_Data extract_
'''
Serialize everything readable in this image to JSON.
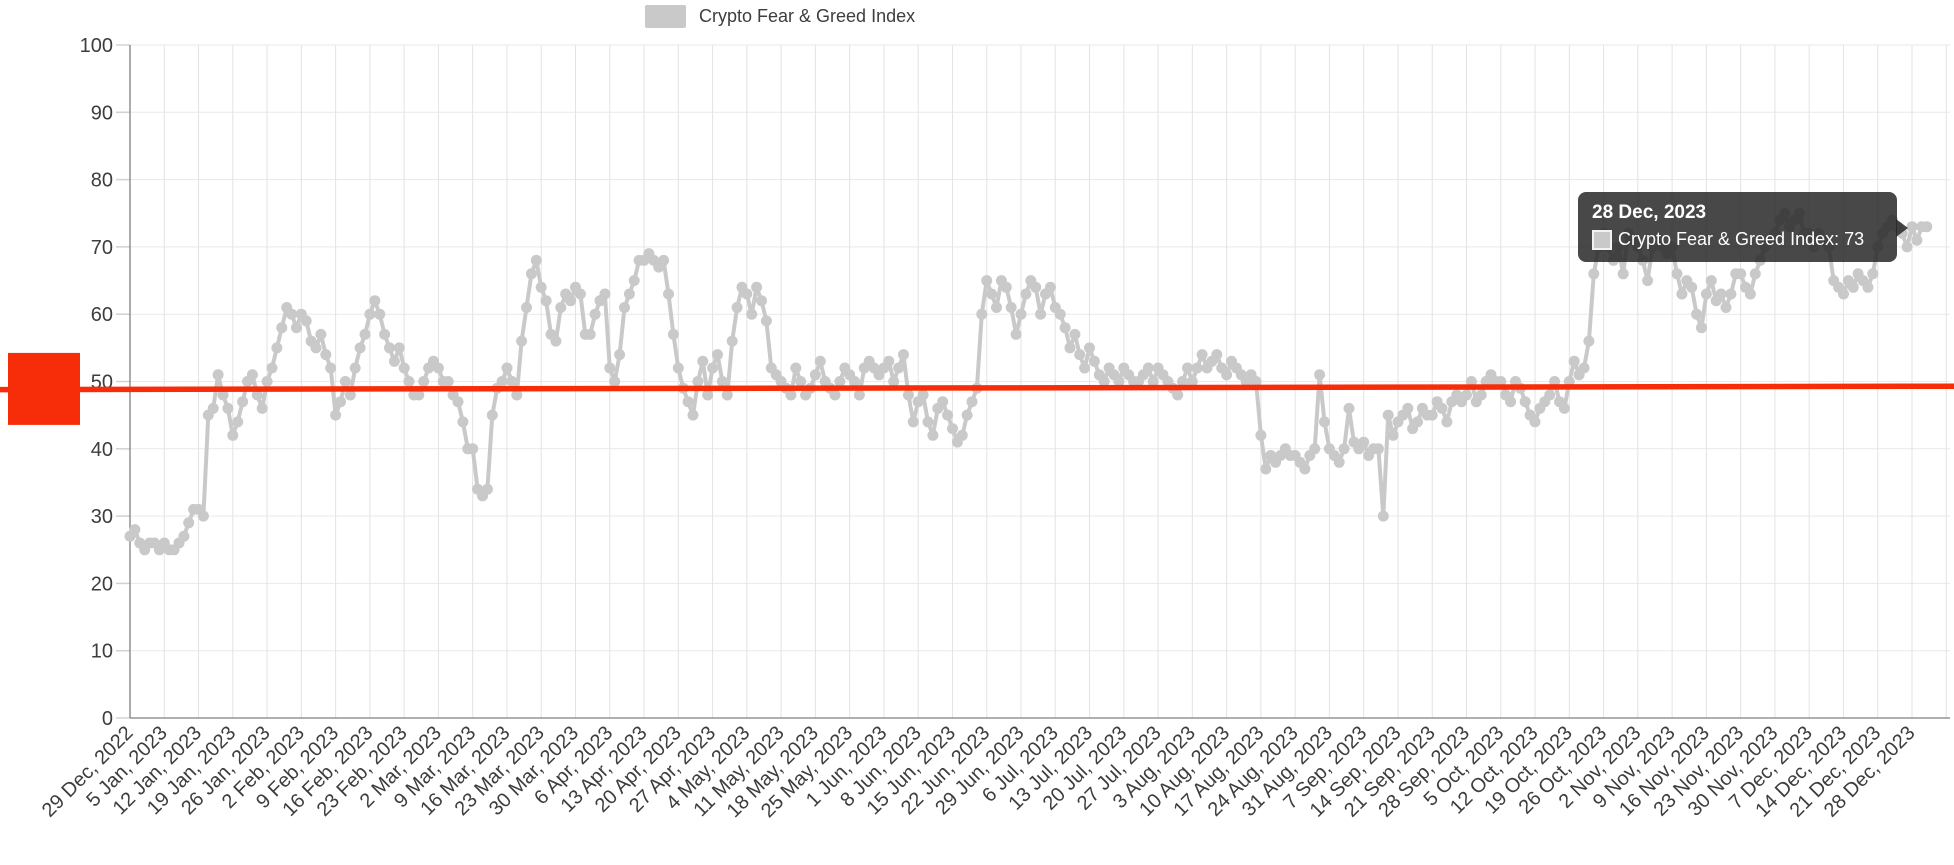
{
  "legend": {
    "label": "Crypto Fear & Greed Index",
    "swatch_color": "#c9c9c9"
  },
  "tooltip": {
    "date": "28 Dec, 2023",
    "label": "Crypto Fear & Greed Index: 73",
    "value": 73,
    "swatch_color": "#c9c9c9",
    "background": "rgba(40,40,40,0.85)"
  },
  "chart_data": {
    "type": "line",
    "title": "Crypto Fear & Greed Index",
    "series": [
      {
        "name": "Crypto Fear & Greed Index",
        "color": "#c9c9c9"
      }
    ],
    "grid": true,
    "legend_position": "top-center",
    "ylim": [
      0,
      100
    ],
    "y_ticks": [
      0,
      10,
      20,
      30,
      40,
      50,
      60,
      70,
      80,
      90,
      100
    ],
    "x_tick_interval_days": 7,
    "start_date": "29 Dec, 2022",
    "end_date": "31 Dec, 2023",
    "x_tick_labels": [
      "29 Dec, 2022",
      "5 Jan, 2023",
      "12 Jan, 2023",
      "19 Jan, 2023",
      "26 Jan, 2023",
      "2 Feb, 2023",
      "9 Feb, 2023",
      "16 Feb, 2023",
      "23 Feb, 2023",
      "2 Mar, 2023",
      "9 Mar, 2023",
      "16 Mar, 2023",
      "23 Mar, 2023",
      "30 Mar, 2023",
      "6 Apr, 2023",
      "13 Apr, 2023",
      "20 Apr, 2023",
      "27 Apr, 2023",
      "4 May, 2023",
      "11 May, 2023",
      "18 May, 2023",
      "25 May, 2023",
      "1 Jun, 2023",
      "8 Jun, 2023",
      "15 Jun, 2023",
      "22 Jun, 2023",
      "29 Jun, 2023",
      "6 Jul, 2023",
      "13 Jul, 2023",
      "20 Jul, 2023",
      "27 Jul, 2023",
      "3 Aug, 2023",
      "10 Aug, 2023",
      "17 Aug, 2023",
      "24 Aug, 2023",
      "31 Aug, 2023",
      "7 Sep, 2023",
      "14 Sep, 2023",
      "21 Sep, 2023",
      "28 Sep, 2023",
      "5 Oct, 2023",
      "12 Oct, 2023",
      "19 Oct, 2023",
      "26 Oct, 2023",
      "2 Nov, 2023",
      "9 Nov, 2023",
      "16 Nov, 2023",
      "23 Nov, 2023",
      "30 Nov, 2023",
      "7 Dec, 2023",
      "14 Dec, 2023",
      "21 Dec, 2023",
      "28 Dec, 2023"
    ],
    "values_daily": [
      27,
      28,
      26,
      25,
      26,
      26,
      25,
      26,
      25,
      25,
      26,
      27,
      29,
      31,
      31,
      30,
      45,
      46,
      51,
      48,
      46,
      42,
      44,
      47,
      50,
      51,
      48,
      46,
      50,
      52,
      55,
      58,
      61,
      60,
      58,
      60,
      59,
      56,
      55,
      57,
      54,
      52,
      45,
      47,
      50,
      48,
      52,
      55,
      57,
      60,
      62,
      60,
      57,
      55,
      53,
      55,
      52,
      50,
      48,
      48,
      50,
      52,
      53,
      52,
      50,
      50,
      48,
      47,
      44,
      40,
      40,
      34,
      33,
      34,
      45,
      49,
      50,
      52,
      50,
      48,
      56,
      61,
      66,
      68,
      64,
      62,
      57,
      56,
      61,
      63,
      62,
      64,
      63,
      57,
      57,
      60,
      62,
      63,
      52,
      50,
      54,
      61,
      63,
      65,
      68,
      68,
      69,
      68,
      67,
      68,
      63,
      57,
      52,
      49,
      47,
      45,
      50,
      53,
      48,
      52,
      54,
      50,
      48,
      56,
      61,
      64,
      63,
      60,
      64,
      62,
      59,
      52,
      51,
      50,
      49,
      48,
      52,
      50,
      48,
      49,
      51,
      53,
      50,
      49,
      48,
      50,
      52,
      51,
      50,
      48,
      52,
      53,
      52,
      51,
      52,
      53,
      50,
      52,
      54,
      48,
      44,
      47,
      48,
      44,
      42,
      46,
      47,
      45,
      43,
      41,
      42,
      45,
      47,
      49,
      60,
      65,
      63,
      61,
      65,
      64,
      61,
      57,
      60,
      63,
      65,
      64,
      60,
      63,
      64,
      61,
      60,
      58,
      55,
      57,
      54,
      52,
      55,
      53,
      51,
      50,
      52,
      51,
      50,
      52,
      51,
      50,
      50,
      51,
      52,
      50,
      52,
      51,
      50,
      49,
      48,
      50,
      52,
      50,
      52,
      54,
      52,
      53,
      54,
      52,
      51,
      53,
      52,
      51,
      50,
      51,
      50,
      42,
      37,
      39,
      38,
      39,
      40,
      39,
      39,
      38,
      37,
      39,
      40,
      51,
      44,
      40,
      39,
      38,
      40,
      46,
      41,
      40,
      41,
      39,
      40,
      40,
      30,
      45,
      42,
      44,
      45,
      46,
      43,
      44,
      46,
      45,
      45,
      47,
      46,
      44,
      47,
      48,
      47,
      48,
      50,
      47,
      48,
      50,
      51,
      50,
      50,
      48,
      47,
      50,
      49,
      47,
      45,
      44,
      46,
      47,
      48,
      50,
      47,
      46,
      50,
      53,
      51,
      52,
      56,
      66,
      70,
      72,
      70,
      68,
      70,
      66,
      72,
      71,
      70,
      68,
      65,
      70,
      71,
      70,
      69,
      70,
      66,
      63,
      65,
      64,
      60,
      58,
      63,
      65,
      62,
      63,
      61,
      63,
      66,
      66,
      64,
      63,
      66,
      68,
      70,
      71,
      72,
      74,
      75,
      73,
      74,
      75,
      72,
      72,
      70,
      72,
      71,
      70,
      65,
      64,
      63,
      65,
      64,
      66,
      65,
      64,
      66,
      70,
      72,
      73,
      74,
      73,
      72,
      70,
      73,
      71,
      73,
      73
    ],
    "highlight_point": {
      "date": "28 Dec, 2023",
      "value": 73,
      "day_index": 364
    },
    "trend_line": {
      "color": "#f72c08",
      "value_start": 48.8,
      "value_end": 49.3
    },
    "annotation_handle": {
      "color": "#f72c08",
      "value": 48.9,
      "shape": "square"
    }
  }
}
'''
_Problem details_
Look through the entries above and report the number of lines that contain "Crypto". Write only the number.

_The completed task_
4